======== Given records

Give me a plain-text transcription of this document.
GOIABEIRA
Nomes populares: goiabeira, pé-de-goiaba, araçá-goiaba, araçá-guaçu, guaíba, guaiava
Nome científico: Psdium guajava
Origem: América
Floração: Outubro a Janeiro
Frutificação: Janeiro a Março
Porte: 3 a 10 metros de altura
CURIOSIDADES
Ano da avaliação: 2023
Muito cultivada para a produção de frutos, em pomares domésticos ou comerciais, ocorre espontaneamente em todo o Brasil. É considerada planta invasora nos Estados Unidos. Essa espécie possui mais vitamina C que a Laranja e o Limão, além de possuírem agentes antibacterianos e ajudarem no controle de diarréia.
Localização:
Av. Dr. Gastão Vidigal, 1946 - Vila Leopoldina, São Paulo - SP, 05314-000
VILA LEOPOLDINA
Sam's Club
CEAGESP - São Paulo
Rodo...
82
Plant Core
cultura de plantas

================

• **What you will do**:
The entries above are to be retyped exactly, with nothing left out.

• **Task response**:
Give me a plain-text transcription of this document.
GOIABEIRA
Nomes populares: goiabeira, pé-de-goiaba, araçá-goiaba, araçá-guaçu, guaíba, guaiava
Nome científico: Psdium guajava
Origem: América
Floração: Outubro a Janeiro
Frutificação: Janeiro a Março
Porte: 3 a 10 metros de altura
CURIOSIDADES
Ano da avaliação: 2023
Muito cultivada para a produção de frutos, em pomares domésticos ou comerciais, ocorre espontaneamente em todo o Brasil. É considerada planta invasora nos Estados Unidos. Essa espécie possui mais vitamina C que a Laranja e o Limão, além de possuírem agentes antibacterianos e ajudarem no controle de diarréia.
Localização:
Av. Dr. Gastão Vidigal, 1946 - Vila Leopoldina, São Paulo - SP, 05314-000
VILA LEOPOLDINA
Sam's Club
CEAGESP - São Paulo
Rodo...
82
Plant Core
cultura de plantas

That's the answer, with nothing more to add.